## Set task
Please return the full listing below without altering anything.

═══ Input material ═══

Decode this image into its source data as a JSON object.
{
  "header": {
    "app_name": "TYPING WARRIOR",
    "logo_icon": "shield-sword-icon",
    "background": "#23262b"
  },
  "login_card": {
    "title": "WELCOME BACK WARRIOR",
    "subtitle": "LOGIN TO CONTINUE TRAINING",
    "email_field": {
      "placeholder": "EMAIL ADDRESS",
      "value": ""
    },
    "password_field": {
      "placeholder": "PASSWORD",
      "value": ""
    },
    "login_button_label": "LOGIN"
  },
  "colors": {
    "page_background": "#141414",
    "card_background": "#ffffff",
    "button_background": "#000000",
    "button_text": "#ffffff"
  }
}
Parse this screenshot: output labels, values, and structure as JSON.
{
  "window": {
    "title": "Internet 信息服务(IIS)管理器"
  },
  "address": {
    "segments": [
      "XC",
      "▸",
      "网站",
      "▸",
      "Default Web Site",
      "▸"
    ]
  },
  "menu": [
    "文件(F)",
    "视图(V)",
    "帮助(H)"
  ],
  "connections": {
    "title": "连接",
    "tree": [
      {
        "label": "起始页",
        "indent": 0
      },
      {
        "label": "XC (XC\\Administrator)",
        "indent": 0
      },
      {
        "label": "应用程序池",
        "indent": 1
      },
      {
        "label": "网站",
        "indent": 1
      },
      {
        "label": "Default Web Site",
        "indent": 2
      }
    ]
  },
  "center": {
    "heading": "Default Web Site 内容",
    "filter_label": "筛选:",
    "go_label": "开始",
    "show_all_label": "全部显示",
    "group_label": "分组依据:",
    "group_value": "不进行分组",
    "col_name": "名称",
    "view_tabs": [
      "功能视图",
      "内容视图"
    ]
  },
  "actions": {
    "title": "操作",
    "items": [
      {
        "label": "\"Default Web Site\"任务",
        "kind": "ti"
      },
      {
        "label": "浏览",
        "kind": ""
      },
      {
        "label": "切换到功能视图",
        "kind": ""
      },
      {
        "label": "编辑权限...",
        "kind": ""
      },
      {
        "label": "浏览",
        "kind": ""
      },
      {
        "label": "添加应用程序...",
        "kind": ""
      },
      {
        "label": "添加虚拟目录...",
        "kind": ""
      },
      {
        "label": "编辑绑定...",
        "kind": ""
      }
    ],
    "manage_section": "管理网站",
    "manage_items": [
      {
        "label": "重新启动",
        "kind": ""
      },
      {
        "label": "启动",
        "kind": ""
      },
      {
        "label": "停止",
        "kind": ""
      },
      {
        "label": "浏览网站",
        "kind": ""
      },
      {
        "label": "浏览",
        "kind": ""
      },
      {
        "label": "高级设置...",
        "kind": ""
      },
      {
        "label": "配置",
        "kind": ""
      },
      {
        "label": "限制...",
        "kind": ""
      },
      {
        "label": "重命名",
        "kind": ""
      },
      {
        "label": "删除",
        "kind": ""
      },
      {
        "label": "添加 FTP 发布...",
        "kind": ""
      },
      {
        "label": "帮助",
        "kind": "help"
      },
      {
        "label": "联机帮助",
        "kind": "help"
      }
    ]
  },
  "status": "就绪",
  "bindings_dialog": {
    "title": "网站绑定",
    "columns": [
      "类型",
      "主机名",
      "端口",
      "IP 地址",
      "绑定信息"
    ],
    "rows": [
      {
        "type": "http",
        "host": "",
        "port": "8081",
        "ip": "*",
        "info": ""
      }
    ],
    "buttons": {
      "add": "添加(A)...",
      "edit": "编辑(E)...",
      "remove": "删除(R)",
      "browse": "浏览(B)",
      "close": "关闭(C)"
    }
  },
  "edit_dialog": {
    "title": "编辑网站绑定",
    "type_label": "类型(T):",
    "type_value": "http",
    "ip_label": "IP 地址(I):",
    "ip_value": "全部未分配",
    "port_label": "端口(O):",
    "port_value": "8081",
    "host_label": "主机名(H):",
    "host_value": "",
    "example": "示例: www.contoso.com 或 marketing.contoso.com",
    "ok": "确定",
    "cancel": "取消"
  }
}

═══

## Worked answer
Decode this image into its source data as a JSON object.
{
  "header": {
    "app_name": "TYPING WARRIOR",
    "logo_icon": "shield-sword-icon",
    "background": "#23262b"
  },
  "login_card": {
    "title": "WELCOME BACK WARRIOR",
    "subtitle": "LOGIN TO CONTINUE TRAINING",
    "email_field": {
      "placeholder": "EMAIL ADDRESS",
      "value": ""
    },
    "password_field": {
      "placeholder": "PASSWORD",
      "value": ""
    },
    "login_button_label": "LOGIN"
  },
  "colors": {
    "page_background": "#141414",
    "card_background": "#ffffff",
    "button_background": "#000000",
    "button_text": "#ffffff"
  }
}
Parse this screenshot: output labels, values, and structure as JSON.
{
  "window": {
    "title": "Internet 信息服务(IIS)管理器"
  },
  "address": {
    "segments": [
      "XC",
      "▸",
      "网站",
      "▸",
      "Default Web Site",
      "▸"
    ]
  },
  "menu": [
    "文件(F)",
    "视图(V)",
    "帮助(H)"
  ],
  "connections": {
    "title": "连接",
    "tree": [
      {
        "label": "起始页",
        "indent": 0
      },
      {
        "label": "XC (XC\\Administrator)",
        "indent": 0
      },
      {
        "label": "应用程序池",
        "indent": 1
      },
      {
        "label": "网站",
        "indent": 1
      },
      {
        "label": "Default Web Site",
        "indent": 2
      }
    ]
  },
  "center": {
    "heading": "Default Web Site 内容",
    "filter_label": "筛选:",
    "go_label": "开始",
    "show_all_label": "全部显示",
    "group_label": "分组依据:",
    "group_value": "不进行分组",
    "col_name": "名称",
    "view_tabs": [
      "功能视图",
      "内容视图"
    ]
  },
  "actions": {
    "title": "操作",
    "items": [
      {
        "label": "\"Default Web Site\"任务",
        "kind": "ti"
      },
      {
        "label": "浏览",
        "kind": ""
      },
      {
        "label": "切换到功能视图",
        "kind": ""
      },
      {
        "label": "编辑权限...",
        "kind": ""
      },
      {
        "label": "浏览",
        "kind": ""
      },
      {
        "label": "添加应用程序...",
        "kind": ""
      },
      {
        "label": "添加虚拟目录...",
        "kind": ""
      },
      {
        "label": "编辑绑定...",
        "kind": ""
      }
    ],
    "manage_section": "管理网站",
    "manage_items": [
      {
        "label": "重新启动",
        "kind": ""
      },
      {
        "label": "启动",
        "kind": ""
      },
      {
        "label": "停止",
        "kind": ""
      },
      {
        "label": "浏览网站",
        "kind": ""
      },
      {
        "label": "浏览",
        "kind": ""
      },
      {
        "label": "高级设置...",
        "kind": ""
      },
      {
        "label": "配置",
        "kind": ""
      },
      {
        "label": "限制...",
        "kind": ""
      },
      {
        "label": "重命名",
        "kind": ""
      },
      {
        "label": "删除",
        "kind": ""
      },
      {
        "label": "添加 FTP 发布...",
        "kind": ""
      },
      {
        "label": "帮助",
        "kind": "help"
      },
      {
        "label": "联机帮助",
        "kind": "help"
      }
    ]
  },
  "status": "就绪",
  "bindings_dialog": {
    "title": "网站绑定",
    "columns": [
      "类型",
      "主机名",
      "端口",
      "IP 地址",
      "绑定信息"
    ],
    "rows": [
      {
        "type": "http",
        "host": "",
        "port": "8081",
        "ip": "*",
        "info": ""
      }
    ],
    "buttons": {
      "add": "添加(A)...",
      "edit": "编辑(E)...",
      "remove": "删除(R)",
      "browse": "浏览(B)",
      "close": "关闭(C)"
    }
  },
  "edit_dialog": {
    "title": "编辑网站绑定",
    "type_label": "类型(T):",
    "type_value": "http",
    "ip_label": "IP 地址(I):",
    "ip_value": "全部未分配",
    "port_label": "端口(O):",
    "port_value": "8081",
    "host_label": "主机名(H):",
    "host_value": "",
    "example": "示例: www.contoso.com 或 marketing.contoso.com",
    "ok": "确定",
    "cancel": "取消"
  }
}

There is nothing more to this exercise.